Podany tekst:
Wszystkie ciała poległych barbarzyńców pozostawiono na polu, pozwalając im gnić w gorącym słońcu. Z tego powodu teren ten nazwano Campi Putridi, czyli „Gnijące Pola”.

Na cześć tego zwycięstwa na pobliskiej górze wybudowano kaplicę Venus Victrix (Wenus Zwycięska) gdzie co roku w rocznicę bitwy pielgrzymowano i świętowano tak przytłaczające zwycięstwo.

Dziś niedaleko tego miejsca znajduje się francuska wioska Pourrières (która wzięła swoją nazwę od francuskiego słowa oznaczającego „gnić”). Co ciekawe, gdy ta część Imperium stała się chrześcijańska, pogańską kaplicę zamieniono na chrześcijańską, zaś jej patronką (w miejsce Venus Victrix) została Św.Wiktoria. Zaś aż do rewolucji francuskiej (1789 r. – wtedy kaplica została zburzona) co roku, 23 marca, francuscy chłopi odbywali pielgrzymki do tej kaplicy a po dotarciu do niej wszyscy radośnie krzyczeli „Zwycięstwo! Zwycięstwo!”.

Lecz mimo to także i tym razem Rzymianie nie mogli pozwolić sobie na świętowanie. Ku nim maszerowali bowiem Cymbrowie, kolejne całe plemię które zamierzało najechać Italię i tam się osiedlić. Dotarli do niej w sierpniu 101 r. p.n.e. i od razu zamierzali połączyć swoje siły z Teutonami (pierwotnie oba plemiona szły razem, ale się rozdzieliły).

Gdy Cymbrowie dotarli do Italii, rozpoczęli od razu poszukiwania swoich sojuszników – Teutonów. Nie mogli jednak ich nigdzie odnaleźć, co wprawiało ich w niemałe zdziwienie. Wszak kilkusettysięczny tłum kobiet, dzieci i mężnych, dumnych wojowników nie mógł zniknąć bez śladu! W końcu od okolicznej ludności zaczęły dochodzić do nich wieści o zagładzie Teutonów. Te wiadomości były dla nich jednak takim szokiem, że nie uwierzyli w nie.

Cel zadania:
Podaj, od jakiego słowa według tekstu o Campi Putridi wzięła swoją nazwę wioska Pourrières.

Zapisane dane:
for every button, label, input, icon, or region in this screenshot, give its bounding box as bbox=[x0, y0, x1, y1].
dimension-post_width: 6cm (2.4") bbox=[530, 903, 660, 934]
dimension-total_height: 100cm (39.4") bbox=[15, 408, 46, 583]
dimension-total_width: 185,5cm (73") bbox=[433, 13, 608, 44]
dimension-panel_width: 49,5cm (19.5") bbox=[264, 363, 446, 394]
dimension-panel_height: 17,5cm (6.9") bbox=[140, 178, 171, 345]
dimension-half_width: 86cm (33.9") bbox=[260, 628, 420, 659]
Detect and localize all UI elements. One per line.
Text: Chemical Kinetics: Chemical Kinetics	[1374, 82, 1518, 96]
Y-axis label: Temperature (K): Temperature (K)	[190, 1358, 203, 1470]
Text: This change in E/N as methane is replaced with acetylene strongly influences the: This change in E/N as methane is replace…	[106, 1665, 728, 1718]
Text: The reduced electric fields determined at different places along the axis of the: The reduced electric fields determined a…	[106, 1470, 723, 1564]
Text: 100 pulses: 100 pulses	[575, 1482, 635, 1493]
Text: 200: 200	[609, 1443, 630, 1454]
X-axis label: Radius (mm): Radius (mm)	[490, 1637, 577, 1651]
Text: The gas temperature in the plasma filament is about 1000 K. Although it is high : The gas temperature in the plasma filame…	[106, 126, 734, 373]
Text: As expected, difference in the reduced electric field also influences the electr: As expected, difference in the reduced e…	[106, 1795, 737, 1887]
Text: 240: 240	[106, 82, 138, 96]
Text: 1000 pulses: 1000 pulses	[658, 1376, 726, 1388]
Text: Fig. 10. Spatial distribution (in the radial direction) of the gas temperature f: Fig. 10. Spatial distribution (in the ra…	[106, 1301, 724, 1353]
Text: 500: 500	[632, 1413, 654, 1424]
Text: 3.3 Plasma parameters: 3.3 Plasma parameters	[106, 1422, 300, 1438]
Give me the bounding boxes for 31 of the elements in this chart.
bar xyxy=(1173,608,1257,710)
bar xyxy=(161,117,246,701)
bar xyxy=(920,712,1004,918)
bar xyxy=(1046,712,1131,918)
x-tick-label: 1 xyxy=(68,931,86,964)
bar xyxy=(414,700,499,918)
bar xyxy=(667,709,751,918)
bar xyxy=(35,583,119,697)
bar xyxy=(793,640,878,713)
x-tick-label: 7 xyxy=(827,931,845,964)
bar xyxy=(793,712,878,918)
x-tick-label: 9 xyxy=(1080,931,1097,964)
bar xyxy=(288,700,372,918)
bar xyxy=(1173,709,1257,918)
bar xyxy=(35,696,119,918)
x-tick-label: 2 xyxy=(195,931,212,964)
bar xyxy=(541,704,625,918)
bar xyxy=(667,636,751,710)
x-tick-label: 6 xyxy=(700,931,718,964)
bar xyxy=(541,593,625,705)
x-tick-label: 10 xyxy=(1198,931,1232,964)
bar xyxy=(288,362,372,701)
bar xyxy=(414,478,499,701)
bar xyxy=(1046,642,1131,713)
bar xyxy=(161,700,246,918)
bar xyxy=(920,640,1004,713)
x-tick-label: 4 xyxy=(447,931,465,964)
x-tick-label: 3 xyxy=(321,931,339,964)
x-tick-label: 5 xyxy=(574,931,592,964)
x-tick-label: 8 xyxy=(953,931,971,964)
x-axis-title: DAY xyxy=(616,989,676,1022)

Wynik poniżej:
Od francuskiego słowa oznaczającego „gnić”.